● **Data provided**:
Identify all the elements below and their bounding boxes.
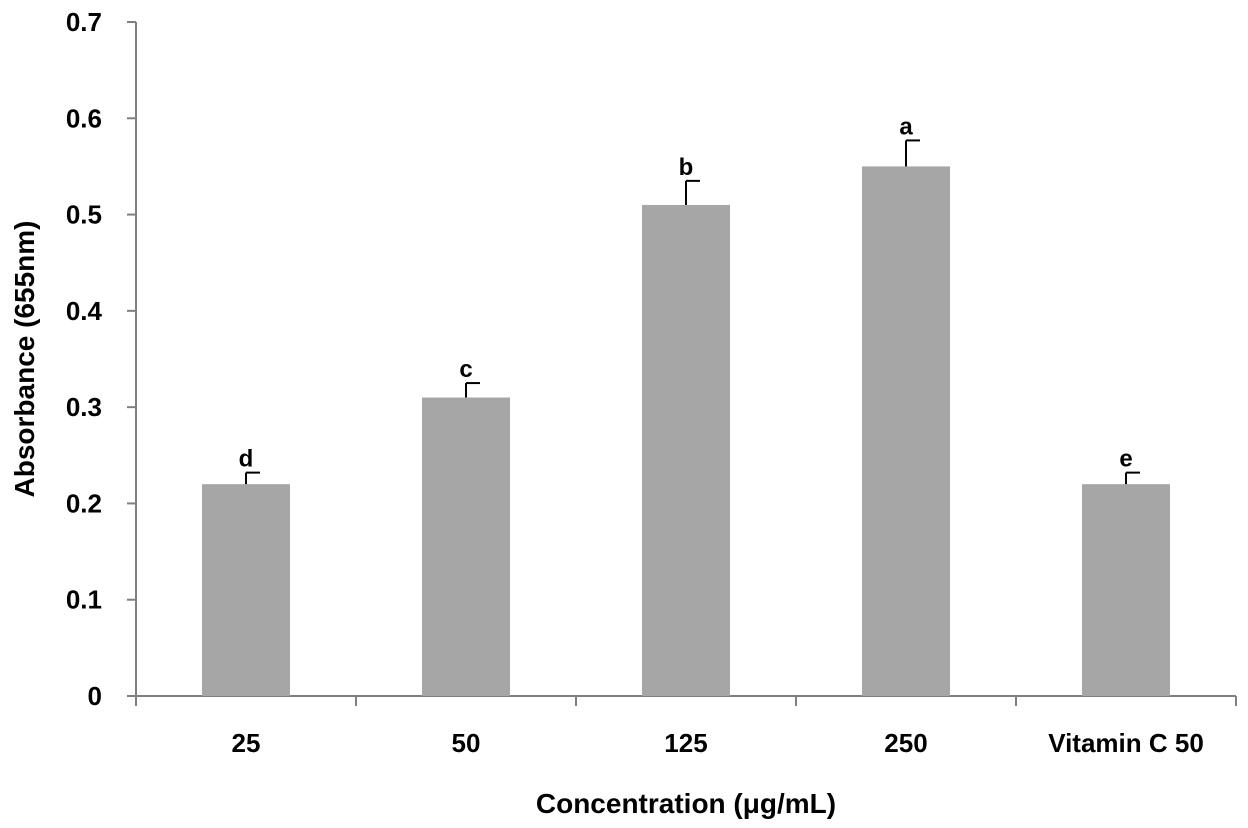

...

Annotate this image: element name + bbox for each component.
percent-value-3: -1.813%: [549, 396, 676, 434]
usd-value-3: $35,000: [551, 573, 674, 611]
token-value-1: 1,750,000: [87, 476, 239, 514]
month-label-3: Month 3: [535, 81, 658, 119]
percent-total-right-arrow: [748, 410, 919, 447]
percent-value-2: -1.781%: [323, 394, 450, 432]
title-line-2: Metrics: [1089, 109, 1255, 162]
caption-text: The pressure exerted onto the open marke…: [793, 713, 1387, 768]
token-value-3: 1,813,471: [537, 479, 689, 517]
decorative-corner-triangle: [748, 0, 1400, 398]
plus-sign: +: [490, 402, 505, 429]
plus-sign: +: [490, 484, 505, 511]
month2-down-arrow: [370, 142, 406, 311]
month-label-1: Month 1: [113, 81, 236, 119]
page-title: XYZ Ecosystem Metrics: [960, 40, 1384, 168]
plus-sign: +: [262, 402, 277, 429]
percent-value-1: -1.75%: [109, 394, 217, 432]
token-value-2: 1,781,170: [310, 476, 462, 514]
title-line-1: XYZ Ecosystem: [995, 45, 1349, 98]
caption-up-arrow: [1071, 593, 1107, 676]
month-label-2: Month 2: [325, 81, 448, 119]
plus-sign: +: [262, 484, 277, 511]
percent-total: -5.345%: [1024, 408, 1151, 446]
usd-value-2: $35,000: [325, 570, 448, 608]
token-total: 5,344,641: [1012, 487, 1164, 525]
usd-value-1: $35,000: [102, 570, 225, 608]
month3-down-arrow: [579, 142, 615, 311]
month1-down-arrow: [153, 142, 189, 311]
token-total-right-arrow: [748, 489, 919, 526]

● **Requirements**: Can you copy the items above verbatim, starting at the line that contains "Annotate this image: element" and ending after the line that contains "title-line-2: Metrics: [1089, 109, 1255, 162]"?

● **Worked solution**:
Annotate this image: element name + bbox for each component.
percent-value-3: -1.813%: [549, 396, 676, 434]
usd-value-3: $35,000: [551, 573, 674, 611]
token-value-1: 1,750,000: [87, 476, 239, 514]
month-label-3: Month 3: [535, 81, 658, 119]
percent-total-right-arrow: [748, 410, 919, 447]
percent-value-2: -1.781%: [323, 394, 450, 432]
title-line-2: Metrics: [1089, 109, 1255, 162]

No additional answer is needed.